- _TASK BRIEF_: Scan the data beneath this task and copy each line that includes "Furthermore".

------------------------------------

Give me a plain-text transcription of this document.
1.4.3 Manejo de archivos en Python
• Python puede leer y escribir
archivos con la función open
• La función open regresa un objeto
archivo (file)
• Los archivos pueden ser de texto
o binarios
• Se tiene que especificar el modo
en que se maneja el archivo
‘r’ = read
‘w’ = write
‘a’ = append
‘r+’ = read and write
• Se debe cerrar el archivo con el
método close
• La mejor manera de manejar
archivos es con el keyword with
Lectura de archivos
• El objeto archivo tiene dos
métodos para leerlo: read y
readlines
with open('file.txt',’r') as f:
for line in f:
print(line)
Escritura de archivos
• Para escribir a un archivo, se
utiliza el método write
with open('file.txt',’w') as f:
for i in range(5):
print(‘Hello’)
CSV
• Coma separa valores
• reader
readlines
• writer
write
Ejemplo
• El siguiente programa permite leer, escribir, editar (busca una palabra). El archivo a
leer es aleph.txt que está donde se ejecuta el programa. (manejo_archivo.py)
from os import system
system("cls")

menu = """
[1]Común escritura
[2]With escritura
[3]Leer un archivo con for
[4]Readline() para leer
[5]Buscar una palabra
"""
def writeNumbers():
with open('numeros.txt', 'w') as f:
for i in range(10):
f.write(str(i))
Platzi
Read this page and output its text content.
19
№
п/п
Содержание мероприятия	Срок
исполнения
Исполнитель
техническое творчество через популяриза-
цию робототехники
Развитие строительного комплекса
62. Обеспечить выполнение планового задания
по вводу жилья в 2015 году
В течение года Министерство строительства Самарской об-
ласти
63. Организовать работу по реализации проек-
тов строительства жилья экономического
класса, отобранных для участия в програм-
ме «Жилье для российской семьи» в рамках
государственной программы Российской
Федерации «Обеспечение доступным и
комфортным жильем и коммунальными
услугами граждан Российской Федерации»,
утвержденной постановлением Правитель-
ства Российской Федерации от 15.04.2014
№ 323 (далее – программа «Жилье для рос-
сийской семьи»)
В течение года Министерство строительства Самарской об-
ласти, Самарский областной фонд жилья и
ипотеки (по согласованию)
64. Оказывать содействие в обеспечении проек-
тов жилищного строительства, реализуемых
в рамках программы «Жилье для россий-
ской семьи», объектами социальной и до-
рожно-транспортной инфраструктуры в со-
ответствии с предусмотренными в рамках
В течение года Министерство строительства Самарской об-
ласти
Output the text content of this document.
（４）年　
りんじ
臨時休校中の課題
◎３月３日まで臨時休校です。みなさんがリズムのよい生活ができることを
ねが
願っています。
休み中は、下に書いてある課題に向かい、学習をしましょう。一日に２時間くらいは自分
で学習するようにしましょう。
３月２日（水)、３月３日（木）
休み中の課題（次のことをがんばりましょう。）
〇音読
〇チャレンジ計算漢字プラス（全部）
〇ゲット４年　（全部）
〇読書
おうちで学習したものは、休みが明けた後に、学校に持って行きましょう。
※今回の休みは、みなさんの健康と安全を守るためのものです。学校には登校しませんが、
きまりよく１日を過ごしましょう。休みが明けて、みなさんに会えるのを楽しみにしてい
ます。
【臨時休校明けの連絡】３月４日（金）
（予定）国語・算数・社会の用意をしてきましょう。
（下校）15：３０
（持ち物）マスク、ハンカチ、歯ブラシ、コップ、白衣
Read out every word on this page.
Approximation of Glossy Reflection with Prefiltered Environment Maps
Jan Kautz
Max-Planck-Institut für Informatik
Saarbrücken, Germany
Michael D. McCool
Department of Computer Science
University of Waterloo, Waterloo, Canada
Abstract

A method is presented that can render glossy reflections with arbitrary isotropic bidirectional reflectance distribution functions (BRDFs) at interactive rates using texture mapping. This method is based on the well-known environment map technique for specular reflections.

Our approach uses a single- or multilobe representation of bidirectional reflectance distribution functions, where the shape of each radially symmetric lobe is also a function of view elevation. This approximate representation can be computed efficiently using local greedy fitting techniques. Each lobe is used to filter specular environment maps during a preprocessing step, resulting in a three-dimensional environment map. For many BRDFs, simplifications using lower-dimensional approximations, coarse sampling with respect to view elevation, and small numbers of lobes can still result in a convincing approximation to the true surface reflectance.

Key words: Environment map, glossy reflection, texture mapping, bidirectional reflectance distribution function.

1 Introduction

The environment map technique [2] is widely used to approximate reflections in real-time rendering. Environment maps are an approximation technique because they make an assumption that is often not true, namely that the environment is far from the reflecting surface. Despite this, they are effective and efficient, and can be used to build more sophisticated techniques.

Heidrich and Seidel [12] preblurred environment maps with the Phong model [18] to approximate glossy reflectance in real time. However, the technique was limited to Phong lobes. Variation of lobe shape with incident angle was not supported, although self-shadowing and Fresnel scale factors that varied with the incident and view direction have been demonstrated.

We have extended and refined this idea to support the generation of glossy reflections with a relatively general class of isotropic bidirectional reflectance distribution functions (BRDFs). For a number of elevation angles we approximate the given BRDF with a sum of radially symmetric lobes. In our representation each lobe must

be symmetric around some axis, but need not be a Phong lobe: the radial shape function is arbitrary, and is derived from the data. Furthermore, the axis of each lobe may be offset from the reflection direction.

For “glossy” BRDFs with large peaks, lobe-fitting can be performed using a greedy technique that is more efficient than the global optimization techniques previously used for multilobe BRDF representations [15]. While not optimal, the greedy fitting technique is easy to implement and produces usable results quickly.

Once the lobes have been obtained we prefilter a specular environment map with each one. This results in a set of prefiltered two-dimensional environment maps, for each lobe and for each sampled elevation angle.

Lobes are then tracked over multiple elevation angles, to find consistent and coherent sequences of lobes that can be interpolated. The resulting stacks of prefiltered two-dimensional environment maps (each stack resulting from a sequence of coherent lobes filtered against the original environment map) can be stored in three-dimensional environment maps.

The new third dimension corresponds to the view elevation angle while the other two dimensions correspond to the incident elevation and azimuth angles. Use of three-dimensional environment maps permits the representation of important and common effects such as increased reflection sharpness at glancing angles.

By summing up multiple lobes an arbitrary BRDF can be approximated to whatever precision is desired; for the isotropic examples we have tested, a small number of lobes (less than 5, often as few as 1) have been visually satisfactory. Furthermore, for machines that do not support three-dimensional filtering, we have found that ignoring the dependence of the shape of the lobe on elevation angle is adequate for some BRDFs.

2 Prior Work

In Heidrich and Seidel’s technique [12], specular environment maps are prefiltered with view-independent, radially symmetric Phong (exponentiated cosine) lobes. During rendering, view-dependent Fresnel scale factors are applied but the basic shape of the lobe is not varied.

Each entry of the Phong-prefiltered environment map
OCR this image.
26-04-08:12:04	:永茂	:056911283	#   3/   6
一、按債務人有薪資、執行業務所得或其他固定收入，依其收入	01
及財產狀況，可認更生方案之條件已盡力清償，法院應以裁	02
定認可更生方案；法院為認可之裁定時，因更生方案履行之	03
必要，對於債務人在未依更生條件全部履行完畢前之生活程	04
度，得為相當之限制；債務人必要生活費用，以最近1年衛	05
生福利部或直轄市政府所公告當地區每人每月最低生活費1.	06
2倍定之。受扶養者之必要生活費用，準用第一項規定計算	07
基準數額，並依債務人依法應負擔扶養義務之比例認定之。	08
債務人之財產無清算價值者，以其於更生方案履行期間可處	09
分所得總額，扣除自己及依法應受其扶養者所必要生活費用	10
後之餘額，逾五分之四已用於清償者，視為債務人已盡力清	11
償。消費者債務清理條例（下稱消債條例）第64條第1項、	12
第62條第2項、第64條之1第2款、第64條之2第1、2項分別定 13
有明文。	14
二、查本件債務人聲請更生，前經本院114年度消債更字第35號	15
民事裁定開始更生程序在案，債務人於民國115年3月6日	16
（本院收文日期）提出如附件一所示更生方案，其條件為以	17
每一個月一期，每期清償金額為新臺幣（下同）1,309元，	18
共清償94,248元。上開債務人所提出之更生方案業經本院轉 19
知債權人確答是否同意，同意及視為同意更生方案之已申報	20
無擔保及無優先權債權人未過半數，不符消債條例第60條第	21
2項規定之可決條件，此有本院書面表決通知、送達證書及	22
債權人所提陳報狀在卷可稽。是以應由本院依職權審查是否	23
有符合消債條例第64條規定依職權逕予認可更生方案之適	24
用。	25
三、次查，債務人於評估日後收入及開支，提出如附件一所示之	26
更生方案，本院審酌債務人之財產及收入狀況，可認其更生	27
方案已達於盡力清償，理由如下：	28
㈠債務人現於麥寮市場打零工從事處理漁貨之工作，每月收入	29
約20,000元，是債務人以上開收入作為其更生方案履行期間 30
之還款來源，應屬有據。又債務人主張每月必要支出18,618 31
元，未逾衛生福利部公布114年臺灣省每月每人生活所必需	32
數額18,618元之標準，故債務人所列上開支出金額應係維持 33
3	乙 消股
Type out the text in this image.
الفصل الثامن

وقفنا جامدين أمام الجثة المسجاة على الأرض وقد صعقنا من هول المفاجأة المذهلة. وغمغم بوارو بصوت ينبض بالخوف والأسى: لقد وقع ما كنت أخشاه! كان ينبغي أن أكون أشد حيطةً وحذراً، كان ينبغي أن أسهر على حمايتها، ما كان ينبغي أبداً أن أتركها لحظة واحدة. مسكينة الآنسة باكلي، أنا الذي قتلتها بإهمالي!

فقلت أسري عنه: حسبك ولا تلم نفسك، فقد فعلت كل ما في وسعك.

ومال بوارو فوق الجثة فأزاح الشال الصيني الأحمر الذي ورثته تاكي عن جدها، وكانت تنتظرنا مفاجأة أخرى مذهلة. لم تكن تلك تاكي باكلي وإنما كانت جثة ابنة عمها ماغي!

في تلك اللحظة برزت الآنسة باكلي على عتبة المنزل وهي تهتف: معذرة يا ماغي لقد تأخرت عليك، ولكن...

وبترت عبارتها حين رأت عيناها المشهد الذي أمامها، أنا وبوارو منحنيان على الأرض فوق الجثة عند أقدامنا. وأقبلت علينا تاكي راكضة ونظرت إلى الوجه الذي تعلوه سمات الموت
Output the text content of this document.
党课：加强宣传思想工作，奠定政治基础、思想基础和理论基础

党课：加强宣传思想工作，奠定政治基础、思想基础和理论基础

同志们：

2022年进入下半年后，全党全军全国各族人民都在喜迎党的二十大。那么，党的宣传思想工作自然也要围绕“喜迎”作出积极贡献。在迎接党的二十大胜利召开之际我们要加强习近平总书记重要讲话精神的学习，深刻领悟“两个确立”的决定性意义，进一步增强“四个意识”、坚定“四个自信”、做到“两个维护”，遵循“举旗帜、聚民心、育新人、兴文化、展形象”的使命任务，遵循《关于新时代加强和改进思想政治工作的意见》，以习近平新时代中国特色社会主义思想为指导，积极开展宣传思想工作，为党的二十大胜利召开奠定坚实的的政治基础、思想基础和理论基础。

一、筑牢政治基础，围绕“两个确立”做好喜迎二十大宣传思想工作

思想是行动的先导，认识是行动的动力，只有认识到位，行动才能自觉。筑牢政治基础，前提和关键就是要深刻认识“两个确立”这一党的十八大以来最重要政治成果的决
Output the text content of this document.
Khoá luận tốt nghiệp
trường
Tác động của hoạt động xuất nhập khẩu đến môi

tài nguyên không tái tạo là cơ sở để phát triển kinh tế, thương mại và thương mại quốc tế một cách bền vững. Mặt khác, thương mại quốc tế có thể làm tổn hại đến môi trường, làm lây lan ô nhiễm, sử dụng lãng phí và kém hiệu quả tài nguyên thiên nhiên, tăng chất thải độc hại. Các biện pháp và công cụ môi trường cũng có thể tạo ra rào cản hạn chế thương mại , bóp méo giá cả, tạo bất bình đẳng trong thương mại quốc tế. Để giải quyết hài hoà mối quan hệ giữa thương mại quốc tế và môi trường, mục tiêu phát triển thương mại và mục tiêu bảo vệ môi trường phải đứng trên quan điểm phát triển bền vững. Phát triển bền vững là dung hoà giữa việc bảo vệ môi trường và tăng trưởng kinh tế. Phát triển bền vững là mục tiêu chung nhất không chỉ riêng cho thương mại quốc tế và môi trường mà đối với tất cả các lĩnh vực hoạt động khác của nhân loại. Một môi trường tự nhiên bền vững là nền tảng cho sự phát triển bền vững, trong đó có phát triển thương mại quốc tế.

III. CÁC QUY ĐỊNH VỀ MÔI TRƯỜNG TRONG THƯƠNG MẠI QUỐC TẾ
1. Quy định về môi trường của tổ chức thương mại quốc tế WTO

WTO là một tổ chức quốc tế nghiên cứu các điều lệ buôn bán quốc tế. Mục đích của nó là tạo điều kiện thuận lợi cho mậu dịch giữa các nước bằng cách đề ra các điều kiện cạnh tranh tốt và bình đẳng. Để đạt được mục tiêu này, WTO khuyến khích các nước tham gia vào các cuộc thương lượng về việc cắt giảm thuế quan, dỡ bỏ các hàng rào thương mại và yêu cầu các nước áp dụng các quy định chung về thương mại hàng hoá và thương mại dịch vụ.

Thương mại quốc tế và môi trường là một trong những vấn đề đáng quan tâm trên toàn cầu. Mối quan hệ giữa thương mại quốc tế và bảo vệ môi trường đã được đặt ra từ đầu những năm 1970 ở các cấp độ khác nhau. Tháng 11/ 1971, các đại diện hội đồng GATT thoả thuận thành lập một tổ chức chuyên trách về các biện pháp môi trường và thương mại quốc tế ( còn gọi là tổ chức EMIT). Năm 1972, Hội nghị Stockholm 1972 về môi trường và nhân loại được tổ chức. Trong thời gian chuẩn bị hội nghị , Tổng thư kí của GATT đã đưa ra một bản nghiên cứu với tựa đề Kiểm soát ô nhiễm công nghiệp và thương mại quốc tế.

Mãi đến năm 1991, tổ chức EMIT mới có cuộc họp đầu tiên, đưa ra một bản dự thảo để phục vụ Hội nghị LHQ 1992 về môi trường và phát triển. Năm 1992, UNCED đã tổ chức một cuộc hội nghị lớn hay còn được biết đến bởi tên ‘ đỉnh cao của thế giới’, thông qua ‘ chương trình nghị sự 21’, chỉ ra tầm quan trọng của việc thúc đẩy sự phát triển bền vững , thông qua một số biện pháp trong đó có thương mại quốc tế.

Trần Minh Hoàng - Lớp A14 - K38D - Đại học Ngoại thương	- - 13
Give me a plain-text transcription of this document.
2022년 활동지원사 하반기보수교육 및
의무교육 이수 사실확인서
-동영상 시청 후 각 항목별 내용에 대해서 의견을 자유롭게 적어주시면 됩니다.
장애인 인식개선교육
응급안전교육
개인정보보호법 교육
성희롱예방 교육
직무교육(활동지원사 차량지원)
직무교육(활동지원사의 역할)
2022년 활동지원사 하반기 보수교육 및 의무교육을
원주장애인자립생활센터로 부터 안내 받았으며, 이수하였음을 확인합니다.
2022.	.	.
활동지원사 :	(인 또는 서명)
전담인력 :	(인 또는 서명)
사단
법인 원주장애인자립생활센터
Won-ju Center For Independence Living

------------------------------------

- _EXERCISE OUTPUT_:
be symmetric around some axis, but need not be a Phong lobe: the radial shape function is arbitrary, and is derived from the data. Furthermore, the axis of each lobe may be offset from the reflection direction.
By summing up multiple lobes an arbitrary BRDF can be approximated to whatever precision is desired; for the isotropic examples we have tested, a small number of lobes (less than 5, often as few as 1) have been visually satisfactory. Furthermore, for machines that do not support three-dimensional filtering, we have found that ignoring the dependence of the shape of the lobe on elevation angle is adequate for some BRDFs.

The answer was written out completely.